◆ **PROBLEM REQUIREMENTS**
Locate the line that contains "Enumerate this screenshot's". Reproduce it and all following lines up to the end of the material, exactly and with nothing added.

(Chart and figure data)
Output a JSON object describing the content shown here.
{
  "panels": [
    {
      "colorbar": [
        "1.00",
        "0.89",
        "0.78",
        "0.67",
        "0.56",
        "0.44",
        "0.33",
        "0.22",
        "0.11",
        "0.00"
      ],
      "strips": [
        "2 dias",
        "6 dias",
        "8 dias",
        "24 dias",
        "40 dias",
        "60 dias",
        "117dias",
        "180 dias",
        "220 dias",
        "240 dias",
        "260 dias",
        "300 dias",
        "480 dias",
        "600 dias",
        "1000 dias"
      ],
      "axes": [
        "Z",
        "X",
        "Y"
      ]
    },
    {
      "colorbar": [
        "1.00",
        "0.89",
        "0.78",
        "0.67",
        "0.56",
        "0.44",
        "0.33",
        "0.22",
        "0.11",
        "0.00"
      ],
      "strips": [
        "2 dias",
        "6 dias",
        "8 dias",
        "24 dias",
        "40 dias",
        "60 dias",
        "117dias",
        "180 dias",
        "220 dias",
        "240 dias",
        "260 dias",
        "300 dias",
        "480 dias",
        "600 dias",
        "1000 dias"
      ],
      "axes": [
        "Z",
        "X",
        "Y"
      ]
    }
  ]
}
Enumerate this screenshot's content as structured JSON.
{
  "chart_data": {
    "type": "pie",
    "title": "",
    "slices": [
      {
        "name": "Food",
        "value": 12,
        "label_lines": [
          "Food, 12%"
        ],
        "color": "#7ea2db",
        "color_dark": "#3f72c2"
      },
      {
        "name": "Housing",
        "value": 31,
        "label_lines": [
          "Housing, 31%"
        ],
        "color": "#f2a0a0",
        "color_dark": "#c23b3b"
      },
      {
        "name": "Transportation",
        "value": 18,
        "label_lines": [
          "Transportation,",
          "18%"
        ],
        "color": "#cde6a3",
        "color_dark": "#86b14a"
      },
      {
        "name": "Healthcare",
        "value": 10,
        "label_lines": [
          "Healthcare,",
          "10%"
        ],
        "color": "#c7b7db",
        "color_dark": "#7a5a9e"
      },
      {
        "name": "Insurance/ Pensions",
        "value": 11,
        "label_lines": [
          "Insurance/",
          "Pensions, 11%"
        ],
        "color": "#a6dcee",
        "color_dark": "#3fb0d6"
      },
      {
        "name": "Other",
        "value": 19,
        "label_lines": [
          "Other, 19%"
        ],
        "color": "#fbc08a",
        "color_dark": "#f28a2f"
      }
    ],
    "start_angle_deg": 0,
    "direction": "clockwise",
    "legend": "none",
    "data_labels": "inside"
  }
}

◆ **ANSWER**
Enumerate this screenshot's content as structured JSON.
{
  "chart_data": {
    "type": "pie",
    "title": "",
    "slices": [
      {
        "name": "Food",
        "value": 12,
        "label_lines": [
          "Food, 12%"
        ],
        "color": "#7ea2db",
        "color_dark": "#3f72c2"
      },
      {
        "name": "Housing",
        "value": 31,
        "label_lines": [
          "Housing, 31%"
        ],
        "color": "#f2a0a0",
        "color_dark": "#c23b3b"
      },
      {
        "name": "Transportation",
        "value": 18,
        "label_lines": [
          "Transportation,",
          "18%"
        ],
        "color": "#cde6a3",
        "color_dark": "#86b14a"
      },
      {
        "name": "Healthcare",
        "value": 10,
        "label_lines": [
          "Healthcare,",
          "10%"
        ],
        "color": "#c7b7db",
        "color_dark": "#7a5a9e"
      },
      {
        "name": "Insurance/ Pensions",
        "value": 11,
        "label_lines": [
          "Insurance/",
          "Pensions, 11%"
        ],
        "color": "#a6dcee",
        "color_dark": "#3fb0d6"
      },
      {
        "name": "Other",
        "value": 19,
        "label_lines": [
          "Other, 19%"
        ],
        "color": "#fbc08a",
        "color_dark": "#f28a2f"
      }
    ],
    "start_angle_deg": 0,
    "direction": "clockwise",
    "legend": "none",
    "data_labels": "inside"
  }
}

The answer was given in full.